» Dataset records
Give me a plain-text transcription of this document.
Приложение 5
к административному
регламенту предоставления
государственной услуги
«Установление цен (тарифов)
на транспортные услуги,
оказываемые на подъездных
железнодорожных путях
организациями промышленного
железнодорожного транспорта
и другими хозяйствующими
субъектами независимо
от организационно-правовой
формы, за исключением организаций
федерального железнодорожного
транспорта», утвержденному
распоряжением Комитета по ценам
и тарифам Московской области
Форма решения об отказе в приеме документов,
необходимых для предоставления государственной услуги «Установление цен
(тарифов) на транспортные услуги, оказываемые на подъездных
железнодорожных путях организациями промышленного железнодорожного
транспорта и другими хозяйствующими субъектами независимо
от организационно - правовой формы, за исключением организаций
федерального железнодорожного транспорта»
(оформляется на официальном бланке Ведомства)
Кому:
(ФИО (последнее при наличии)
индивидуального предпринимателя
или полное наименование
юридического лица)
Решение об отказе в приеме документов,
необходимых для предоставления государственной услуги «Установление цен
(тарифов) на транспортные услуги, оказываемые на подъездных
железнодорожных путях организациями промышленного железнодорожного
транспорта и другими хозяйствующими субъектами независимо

» Written request
Look through the entries above for the word "организационно". Copy every line where it shows up.

» Solution to this task
от организационно-правовой
от организационно - правовой формы, за исключением организаций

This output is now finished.